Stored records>
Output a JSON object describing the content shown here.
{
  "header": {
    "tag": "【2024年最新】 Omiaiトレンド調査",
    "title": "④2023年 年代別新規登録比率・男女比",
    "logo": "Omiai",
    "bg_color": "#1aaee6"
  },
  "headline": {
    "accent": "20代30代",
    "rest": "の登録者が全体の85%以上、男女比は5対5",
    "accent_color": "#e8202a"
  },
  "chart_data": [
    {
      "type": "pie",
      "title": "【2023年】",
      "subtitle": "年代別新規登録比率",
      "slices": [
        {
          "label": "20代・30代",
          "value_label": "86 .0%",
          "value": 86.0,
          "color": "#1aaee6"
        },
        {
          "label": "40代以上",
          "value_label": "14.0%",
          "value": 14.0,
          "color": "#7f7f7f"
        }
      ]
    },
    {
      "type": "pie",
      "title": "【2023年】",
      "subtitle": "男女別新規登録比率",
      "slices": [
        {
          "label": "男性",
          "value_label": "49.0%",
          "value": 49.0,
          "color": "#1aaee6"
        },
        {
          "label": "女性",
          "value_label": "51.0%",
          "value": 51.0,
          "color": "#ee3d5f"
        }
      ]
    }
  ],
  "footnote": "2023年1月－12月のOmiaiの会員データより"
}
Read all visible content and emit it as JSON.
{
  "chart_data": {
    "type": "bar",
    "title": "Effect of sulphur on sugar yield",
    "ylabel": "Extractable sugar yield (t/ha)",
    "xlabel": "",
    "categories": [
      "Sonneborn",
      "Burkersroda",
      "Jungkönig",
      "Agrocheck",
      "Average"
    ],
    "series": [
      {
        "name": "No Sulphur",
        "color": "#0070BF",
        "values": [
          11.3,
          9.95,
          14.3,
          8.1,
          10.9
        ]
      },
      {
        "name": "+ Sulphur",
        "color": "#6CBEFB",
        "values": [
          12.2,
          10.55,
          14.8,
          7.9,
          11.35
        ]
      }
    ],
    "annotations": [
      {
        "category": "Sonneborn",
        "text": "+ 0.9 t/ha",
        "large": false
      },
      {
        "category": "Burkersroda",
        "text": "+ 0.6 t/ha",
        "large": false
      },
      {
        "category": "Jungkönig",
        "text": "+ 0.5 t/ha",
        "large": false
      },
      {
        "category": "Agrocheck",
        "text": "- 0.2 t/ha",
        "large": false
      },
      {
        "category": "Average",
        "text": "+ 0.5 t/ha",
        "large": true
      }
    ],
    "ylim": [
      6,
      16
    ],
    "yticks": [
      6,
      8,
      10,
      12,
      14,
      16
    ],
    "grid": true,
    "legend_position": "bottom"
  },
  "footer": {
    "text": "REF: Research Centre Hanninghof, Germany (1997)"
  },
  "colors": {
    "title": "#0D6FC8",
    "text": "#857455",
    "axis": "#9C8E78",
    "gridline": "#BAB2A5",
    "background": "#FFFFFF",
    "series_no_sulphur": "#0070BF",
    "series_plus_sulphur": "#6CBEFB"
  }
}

...

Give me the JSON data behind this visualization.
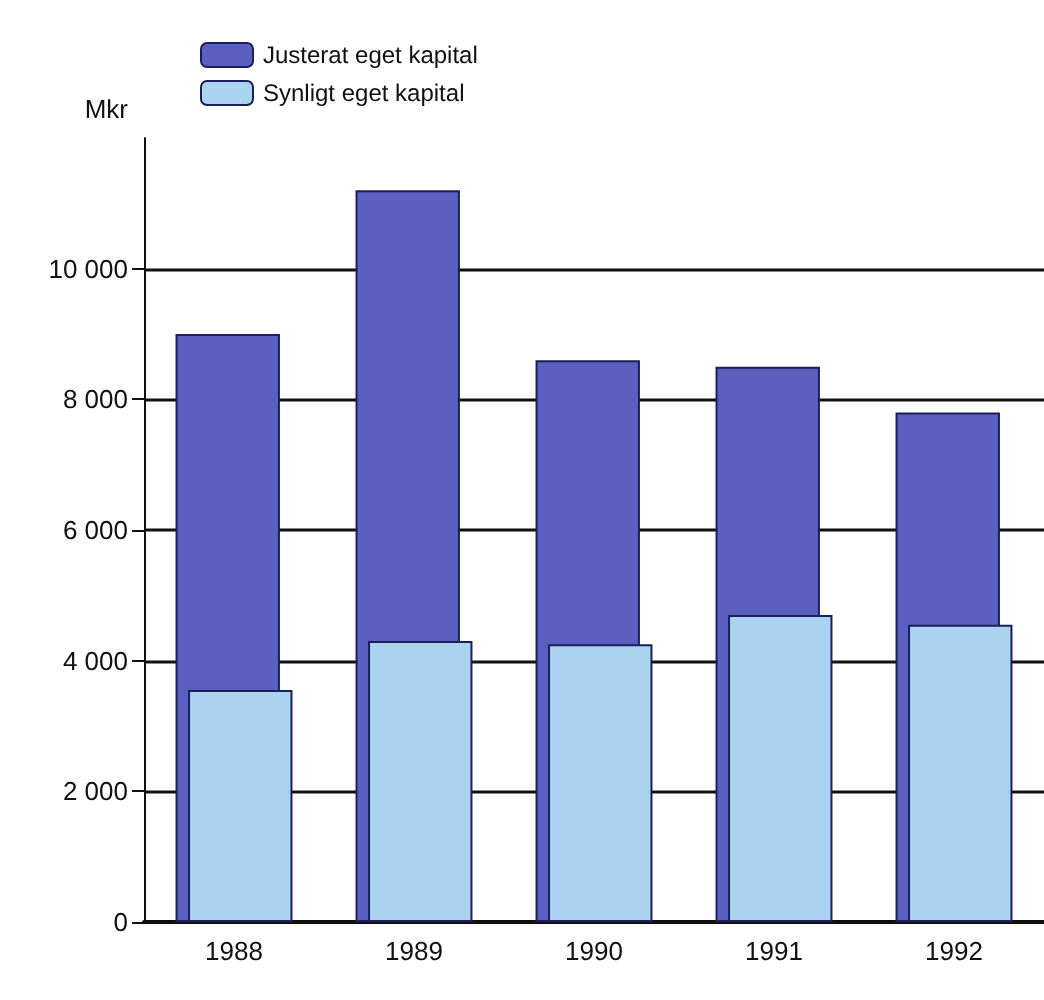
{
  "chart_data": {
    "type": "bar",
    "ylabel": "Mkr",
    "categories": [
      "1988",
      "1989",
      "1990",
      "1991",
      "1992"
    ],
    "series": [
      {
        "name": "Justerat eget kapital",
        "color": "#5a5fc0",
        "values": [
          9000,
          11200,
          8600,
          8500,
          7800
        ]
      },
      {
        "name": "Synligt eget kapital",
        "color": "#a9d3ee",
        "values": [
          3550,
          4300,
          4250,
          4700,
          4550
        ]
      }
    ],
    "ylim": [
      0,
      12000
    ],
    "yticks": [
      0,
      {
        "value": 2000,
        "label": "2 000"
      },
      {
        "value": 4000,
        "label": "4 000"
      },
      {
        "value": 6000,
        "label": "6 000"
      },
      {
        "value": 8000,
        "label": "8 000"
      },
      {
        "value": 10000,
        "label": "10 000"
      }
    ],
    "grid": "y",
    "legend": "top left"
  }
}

---

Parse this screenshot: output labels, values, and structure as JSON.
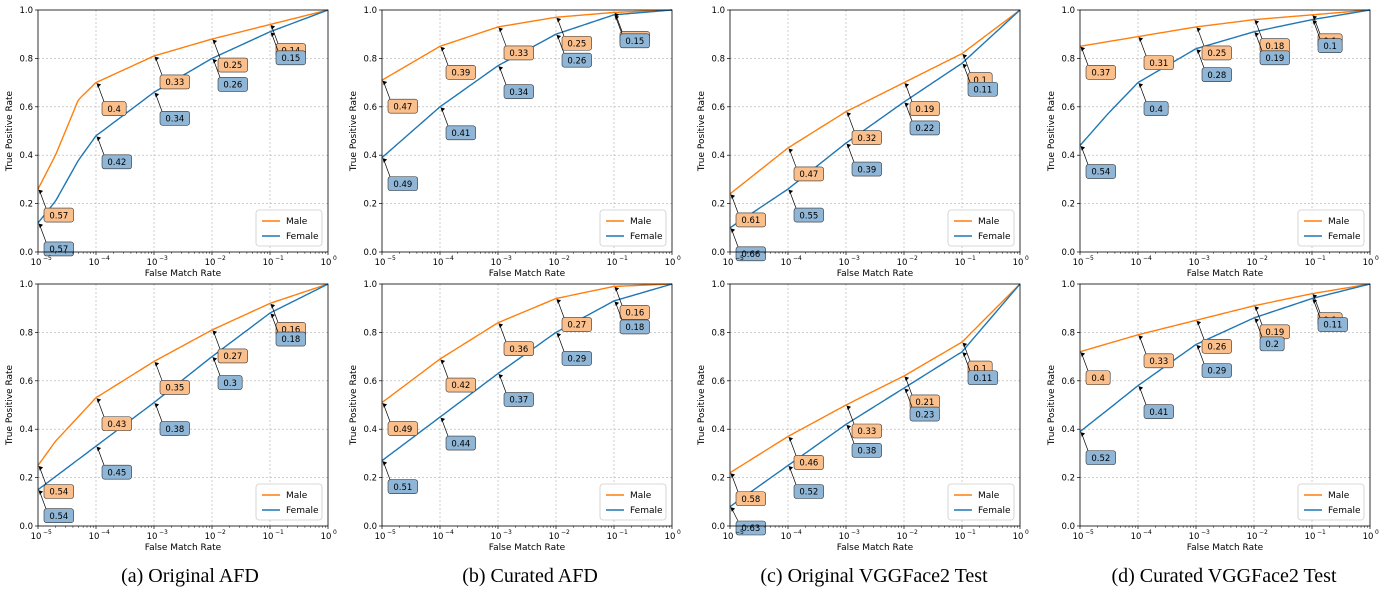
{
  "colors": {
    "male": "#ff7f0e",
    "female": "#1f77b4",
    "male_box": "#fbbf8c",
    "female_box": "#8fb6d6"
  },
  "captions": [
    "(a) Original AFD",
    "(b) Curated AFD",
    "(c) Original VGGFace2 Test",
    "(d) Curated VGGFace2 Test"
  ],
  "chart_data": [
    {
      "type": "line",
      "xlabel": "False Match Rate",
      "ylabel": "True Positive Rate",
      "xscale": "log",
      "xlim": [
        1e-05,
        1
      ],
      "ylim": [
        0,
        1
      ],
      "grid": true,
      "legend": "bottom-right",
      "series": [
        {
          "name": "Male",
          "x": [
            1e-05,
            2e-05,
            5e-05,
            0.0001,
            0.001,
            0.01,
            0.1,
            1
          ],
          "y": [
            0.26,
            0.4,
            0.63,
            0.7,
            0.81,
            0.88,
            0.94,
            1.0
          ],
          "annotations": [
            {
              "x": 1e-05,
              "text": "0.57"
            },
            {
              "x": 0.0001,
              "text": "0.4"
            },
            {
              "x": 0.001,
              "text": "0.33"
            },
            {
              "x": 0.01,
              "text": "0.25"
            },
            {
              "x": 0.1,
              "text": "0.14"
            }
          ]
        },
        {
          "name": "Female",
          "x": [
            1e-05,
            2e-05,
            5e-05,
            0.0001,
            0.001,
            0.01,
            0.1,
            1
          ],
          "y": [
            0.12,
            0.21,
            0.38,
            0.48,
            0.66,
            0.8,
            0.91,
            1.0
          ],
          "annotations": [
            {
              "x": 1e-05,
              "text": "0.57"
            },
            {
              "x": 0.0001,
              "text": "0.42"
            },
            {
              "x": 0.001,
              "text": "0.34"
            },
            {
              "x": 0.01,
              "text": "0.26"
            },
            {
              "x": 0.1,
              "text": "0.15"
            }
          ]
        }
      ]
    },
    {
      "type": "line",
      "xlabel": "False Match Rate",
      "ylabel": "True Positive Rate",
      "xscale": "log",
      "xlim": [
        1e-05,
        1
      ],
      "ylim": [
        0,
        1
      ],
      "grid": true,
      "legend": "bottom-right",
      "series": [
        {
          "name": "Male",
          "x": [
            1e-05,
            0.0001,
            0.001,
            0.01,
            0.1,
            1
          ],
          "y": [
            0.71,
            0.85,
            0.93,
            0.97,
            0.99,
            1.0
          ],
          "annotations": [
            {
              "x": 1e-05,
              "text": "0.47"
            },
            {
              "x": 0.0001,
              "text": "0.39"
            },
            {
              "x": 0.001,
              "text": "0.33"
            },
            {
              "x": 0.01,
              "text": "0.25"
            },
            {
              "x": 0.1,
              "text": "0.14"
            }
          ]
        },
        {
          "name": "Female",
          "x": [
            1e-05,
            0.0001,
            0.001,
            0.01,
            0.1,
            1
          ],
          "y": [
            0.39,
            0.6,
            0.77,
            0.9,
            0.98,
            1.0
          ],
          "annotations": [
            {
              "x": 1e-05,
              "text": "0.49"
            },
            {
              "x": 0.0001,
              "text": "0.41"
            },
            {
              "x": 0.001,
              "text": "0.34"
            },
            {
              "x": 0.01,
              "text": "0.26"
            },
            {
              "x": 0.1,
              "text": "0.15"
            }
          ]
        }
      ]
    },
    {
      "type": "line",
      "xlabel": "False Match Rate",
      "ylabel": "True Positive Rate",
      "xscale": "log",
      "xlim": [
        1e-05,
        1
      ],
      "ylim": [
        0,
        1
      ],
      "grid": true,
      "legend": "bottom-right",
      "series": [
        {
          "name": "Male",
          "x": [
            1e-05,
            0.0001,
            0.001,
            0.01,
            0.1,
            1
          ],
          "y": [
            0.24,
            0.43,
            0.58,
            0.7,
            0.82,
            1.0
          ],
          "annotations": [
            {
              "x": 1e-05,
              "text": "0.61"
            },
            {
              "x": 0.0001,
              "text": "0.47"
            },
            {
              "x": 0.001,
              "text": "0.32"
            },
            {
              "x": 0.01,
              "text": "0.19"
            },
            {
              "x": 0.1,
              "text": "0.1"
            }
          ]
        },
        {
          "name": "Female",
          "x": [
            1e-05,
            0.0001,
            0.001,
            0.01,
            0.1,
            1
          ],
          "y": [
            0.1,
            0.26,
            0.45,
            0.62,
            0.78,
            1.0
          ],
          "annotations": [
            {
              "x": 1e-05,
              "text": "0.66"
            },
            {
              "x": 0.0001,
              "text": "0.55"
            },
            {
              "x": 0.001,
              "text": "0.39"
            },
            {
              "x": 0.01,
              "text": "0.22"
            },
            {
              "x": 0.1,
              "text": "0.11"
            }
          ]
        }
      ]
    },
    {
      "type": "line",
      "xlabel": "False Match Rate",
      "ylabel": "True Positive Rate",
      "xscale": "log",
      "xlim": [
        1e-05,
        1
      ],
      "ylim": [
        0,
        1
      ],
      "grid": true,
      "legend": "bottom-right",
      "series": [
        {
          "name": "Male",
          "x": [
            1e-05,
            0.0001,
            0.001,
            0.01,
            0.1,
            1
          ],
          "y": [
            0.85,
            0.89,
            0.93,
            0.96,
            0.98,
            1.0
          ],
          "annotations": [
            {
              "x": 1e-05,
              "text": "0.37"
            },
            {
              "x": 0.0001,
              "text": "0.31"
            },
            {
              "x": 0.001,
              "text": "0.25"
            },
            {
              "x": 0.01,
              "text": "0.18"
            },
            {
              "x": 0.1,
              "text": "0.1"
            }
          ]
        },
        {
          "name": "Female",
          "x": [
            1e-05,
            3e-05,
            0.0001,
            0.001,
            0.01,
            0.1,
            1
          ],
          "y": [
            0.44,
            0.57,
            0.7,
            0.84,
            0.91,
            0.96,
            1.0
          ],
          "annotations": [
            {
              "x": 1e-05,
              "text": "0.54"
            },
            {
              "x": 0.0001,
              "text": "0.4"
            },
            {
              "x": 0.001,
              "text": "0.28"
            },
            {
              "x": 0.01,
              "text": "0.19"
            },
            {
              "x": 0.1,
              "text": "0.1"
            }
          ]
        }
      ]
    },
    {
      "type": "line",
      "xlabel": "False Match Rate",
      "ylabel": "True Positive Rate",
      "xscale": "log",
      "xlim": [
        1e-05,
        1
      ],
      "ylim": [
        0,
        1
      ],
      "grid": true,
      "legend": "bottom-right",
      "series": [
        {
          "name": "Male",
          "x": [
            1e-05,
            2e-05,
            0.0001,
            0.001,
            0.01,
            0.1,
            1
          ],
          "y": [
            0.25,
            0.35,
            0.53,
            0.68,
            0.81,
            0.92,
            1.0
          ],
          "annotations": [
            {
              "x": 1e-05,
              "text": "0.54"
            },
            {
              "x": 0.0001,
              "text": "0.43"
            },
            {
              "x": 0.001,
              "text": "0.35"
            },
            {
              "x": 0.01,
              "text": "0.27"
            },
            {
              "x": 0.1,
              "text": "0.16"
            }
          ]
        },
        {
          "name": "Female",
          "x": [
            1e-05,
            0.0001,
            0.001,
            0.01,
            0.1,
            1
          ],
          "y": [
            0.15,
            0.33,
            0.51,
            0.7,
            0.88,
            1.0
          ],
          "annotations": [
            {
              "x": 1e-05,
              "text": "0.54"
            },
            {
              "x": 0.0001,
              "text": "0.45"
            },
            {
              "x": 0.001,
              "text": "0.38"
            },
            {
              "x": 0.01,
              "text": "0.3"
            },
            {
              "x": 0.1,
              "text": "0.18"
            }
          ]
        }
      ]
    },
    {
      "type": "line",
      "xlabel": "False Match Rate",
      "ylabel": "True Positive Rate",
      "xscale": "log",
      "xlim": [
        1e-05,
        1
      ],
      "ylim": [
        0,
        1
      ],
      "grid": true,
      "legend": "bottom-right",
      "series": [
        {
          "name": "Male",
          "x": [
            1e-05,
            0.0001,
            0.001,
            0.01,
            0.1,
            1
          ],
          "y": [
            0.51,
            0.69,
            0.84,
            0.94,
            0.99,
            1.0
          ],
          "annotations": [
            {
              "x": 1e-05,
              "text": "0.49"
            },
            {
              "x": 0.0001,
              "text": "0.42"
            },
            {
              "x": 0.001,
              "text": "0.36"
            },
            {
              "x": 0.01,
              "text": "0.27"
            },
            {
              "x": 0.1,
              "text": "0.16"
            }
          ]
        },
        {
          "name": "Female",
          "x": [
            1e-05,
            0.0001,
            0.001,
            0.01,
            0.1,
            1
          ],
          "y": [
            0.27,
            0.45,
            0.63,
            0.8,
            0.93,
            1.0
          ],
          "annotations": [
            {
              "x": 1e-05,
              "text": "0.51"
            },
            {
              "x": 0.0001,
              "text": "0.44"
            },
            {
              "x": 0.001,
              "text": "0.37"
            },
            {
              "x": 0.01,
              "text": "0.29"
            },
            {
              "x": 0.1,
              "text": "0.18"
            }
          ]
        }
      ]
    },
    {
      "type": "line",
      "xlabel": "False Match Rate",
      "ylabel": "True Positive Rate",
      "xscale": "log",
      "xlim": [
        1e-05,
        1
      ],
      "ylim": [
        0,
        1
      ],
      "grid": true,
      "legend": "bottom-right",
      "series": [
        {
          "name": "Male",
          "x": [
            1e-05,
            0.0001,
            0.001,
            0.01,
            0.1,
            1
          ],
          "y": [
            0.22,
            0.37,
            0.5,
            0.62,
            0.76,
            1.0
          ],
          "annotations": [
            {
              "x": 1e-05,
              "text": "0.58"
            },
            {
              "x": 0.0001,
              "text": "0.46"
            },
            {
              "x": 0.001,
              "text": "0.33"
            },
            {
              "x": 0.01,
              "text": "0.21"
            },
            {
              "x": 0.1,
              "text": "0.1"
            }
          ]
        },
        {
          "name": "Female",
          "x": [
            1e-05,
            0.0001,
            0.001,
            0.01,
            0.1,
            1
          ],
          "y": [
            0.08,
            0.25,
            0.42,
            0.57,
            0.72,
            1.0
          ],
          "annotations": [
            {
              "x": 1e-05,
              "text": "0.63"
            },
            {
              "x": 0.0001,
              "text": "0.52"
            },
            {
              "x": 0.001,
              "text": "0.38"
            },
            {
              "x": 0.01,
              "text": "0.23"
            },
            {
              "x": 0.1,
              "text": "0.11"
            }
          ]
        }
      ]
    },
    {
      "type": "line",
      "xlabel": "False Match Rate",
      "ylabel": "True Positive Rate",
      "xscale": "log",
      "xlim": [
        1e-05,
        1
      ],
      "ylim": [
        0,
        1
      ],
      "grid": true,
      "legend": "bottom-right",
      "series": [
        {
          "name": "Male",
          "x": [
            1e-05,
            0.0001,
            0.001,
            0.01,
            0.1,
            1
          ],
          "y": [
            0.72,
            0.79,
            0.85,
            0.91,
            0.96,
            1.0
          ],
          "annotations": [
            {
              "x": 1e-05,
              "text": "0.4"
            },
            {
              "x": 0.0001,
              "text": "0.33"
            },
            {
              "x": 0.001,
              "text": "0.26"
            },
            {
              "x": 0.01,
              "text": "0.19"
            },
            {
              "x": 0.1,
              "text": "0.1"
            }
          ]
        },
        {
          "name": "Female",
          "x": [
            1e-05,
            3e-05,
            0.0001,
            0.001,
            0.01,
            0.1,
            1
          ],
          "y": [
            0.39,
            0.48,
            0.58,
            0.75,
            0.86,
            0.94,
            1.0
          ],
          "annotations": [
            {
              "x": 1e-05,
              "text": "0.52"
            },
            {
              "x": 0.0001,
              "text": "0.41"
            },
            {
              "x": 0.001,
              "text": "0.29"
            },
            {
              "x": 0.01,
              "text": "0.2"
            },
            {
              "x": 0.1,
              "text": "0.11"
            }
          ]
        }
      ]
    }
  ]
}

STATED GOAL> Scan the listing above for the word "JSON" and show each line where it is found.

THE RESPONSE>
Output a JSON object describing the content shown here.
Read all visible content and emit it as JSON.
Give me the JSON data behind this visualization.
Parse this screenshot: output labels, values, and structure as JSON.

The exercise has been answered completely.